RECORDS SUPPLIED:
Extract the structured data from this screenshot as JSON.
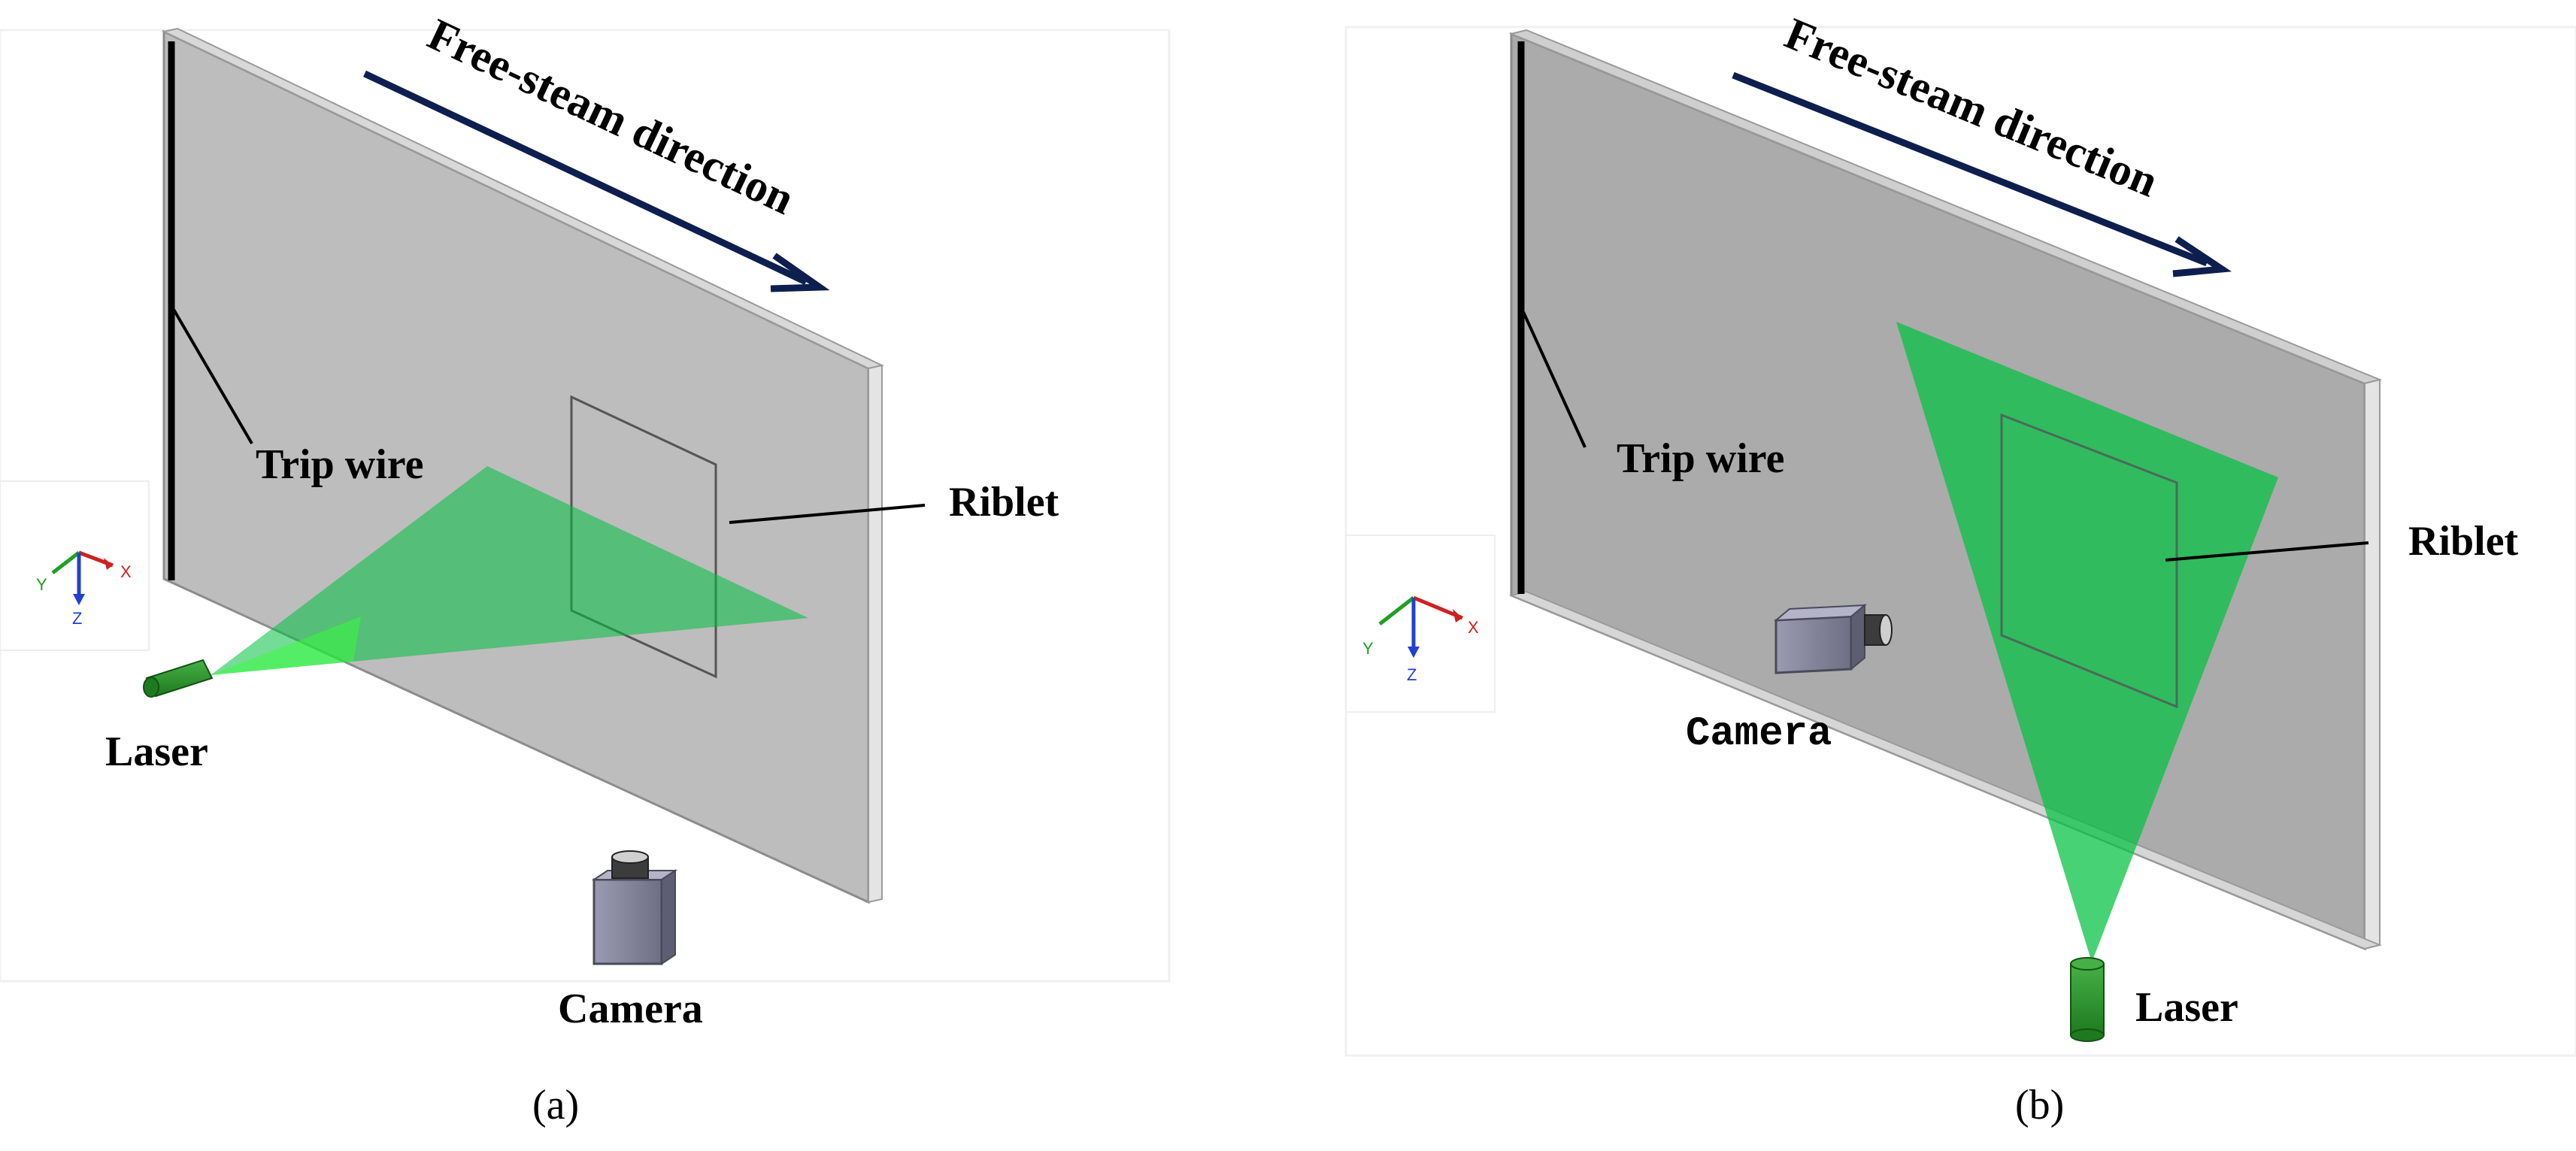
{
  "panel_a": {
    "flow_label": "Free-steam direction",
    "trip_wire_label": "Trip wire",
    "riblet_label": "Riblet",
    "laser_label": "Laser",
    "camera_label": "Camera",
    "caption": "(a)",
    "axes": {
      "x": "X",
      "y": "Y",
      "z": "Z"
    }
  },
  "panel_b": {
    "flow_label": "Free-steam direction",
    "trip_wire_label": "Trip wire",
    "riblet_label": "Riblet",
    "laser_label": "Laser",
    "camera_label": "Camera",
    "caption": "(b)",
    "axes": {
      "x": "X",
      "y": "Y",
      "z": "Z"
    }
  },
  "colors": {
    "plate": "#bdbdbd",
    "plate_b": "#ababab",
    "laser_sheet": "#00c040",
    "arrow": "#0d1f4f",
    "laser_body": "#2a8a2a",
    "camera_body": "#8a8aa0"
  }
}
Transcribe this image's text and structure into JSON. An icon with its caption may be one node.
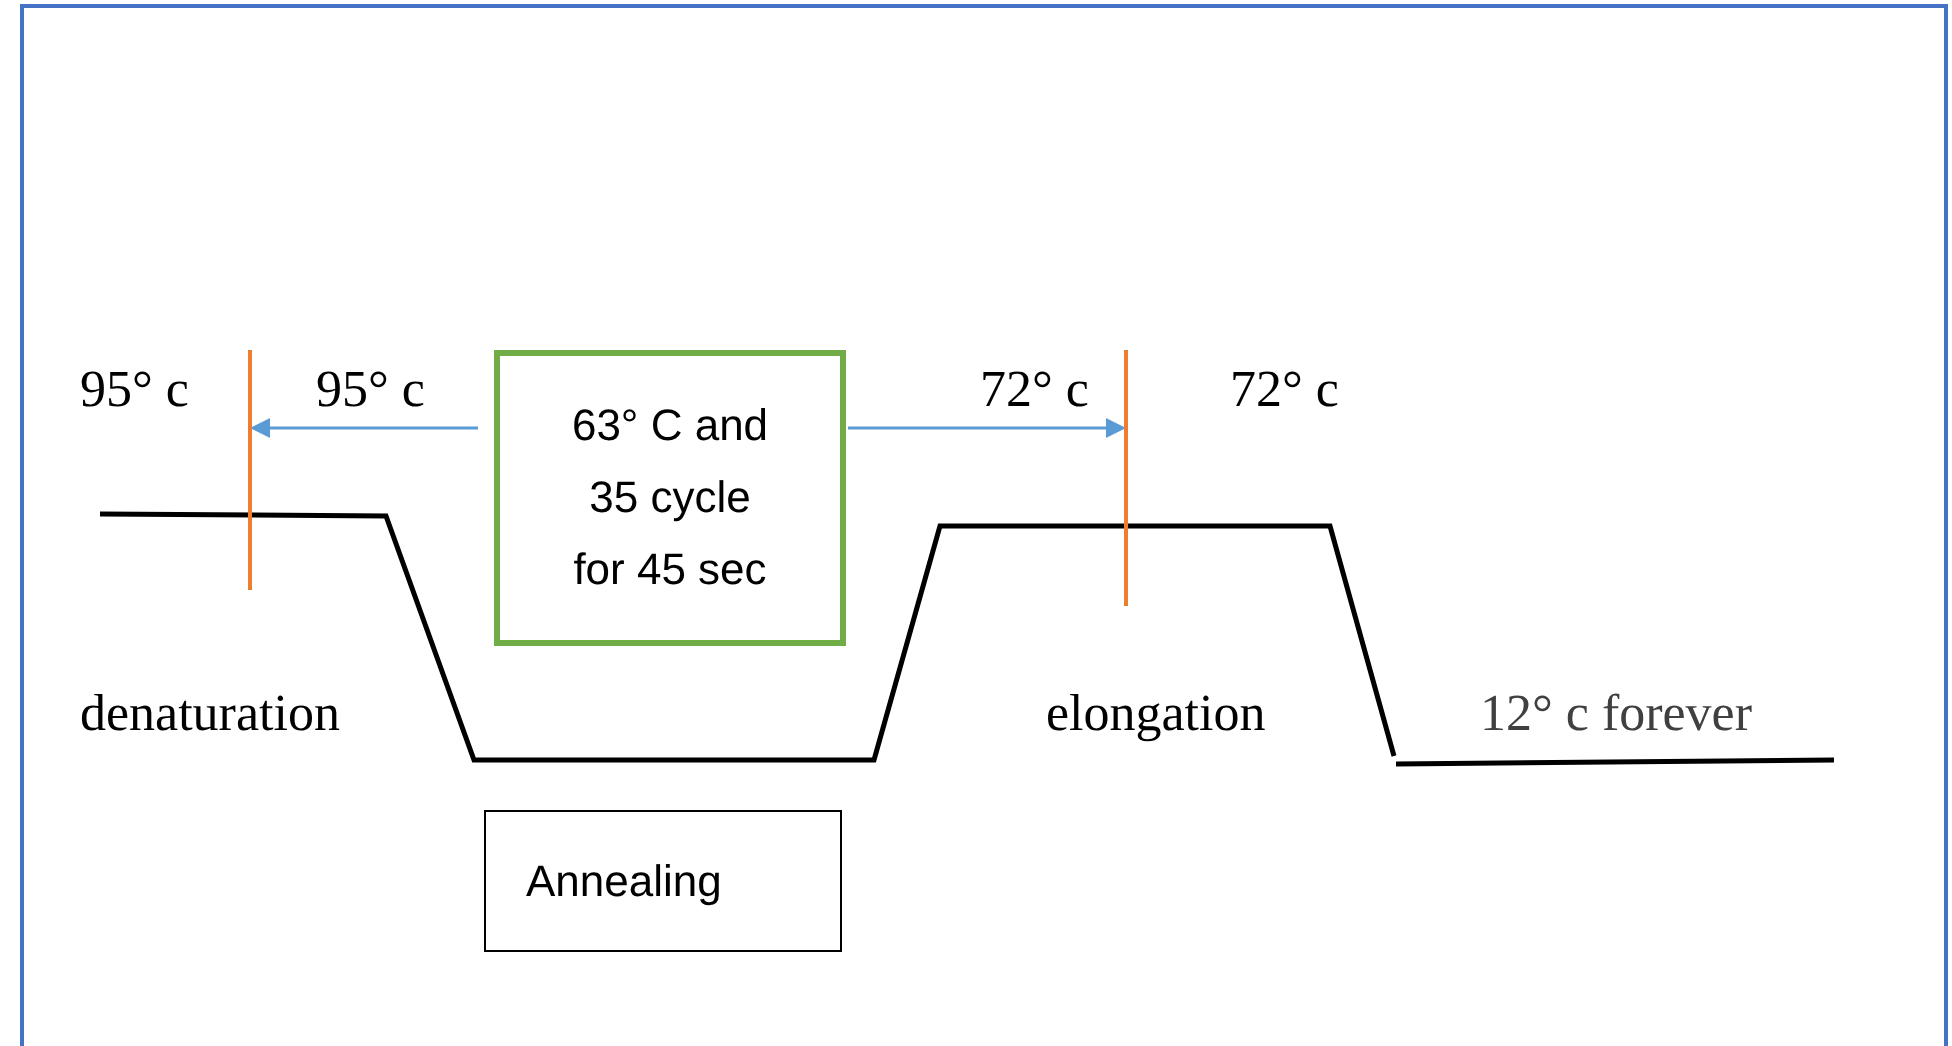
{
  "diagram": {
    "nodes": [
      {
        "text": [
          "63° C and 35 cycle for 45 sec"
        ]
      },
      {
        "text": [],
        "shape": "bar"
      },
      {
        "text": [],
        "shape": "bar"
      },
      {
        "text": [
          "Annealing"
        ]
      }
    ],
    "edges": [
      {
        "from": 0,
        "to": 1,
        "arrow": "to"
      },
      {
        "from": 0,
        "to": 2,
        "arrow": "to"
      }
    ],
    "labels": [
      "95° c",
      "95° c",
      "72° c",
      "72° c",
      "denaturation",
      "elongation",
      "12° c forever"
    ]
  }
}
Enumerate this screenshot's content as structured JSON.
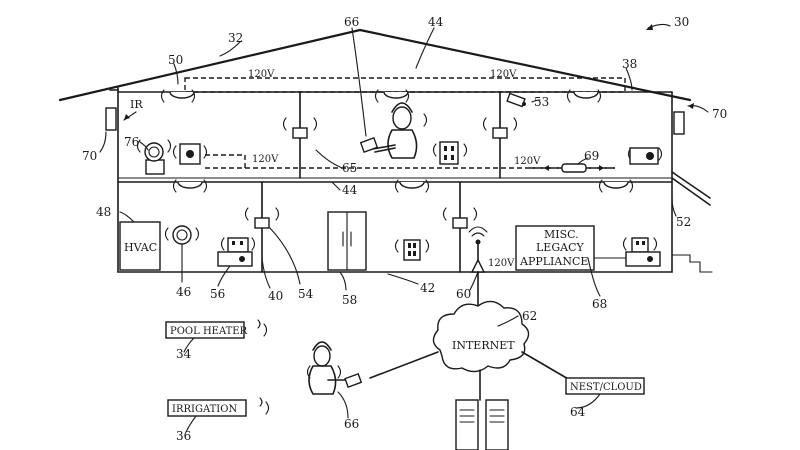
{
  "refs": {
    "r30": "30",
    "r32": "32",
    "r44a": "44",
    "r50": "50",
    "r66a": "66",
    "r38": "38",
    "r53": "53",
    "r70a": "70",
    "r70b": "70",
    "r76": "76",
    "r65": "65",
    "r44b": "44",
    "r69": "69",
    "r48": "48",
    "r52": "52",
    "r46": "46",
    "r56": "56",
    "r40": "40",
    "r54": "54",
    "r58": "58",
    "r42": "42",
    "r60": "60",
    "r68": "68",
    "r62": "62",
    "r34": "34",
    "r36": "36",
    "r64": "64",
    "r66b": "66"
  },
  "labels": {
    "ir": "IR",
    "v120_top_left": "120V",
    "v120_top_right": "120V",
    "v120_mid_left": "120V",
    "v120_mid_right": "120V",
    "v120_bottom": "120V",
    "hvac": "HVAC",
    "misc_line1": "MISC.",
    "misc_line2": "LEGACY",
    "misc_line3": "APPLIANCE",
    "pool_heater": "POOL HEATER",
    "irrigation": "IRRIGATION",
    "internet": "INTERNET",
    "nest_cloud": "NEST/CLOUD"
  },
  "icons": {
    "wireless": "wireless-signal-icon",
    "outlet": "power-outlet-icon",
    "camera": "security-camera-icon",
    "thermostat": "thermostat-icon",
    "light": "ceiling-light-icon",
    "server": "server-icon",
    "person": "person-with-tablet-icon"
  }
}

PROBLEM TO WORK ON: Output only these lines, word for word: the line containing "Transcribe this image's" and every line after it through the last line of the data. Omit the pictures.

EXPECTED ANSWER:
Transcribe this image's text and structure into JSON. An icon with its caption may be one node.
{
  "diagram": {
    "nodes": [
      {
        "text": [
          "63° C and 35 cycle for 45 sec"
        ]
      },
      {
        "text": [],
        "shape": "bar"
      },
      {
        "text": [],
        "shape": "bar"
      },
      {
        "text": [
          "Annealing"
        ]
      }
    ],
    "edges": [
      {
        "from": 0,
        "to": 1,
        "arrow": "to"
      },
      {
        "from": 0,
        "to": 2,
        "arrow": "to"
      }
    ],
    "labels": [
      "95° c",
      "95° c",
      "72° c",
      "72° c",
      "denaturation",
      "elongation",
      "12° c forever"
    ]
  }
}
Enumerate this screenshot's content as structured JSON.
{
  "refs": {
    "r30": "30",
    "r32": "32",
    "r44a": "44",
    "r50": "50",
    "r66a": "66",
    "r38": "38",
    "r53": "53",
    "r70a": "70",
    "r70b": "70",
    "r76": "76",
    "r65": "65",
    "r44b": "44",
    "r69": "69",
    "r48": "48",
    "r52": "52",
    "r46": "46",
    "r56": "56",
    "r40": "40",
    "r54": "54",
    "r58": "58",
    "r42": "42",
    "r60": "60",
    "r68": "68",
    "r62": "62",
    "r34": "34",
    "r36": "36",
    "r64": "64",
    "r66b": "66"
  },
  "labels": {
    "ir": "IR",
    "v120_top_left": "120V",
    "v120_top_right": "120V",
    "v120_mid_left": "120V",
    "v120_mid_right": "120V",
    "v120_bottom": "120V",
    "hvac": "HVAC",
    "misc_line1": "MISC.",
    "misc_line2": "LEGACY",
    "misc_line3": "APPLIANCE",
    "pool_heater": "POOL HEATER",
    "irrigation": "IRRIGATION",
    "internet": "INTERNET",
    "nest_cloud": "NEST/CLOUD"
  },
  "icons": {
    "wireless": "wireless-signal-icon",
    "outlet": "power-outlet-icon",
    "camera": "security-camera-icon",
    "thermostat": "thermostat-icon",
    "light": "ceiling-light-icon",
    "server": "server-icon",
    "person": "person-with-tablet-icon"
  }
}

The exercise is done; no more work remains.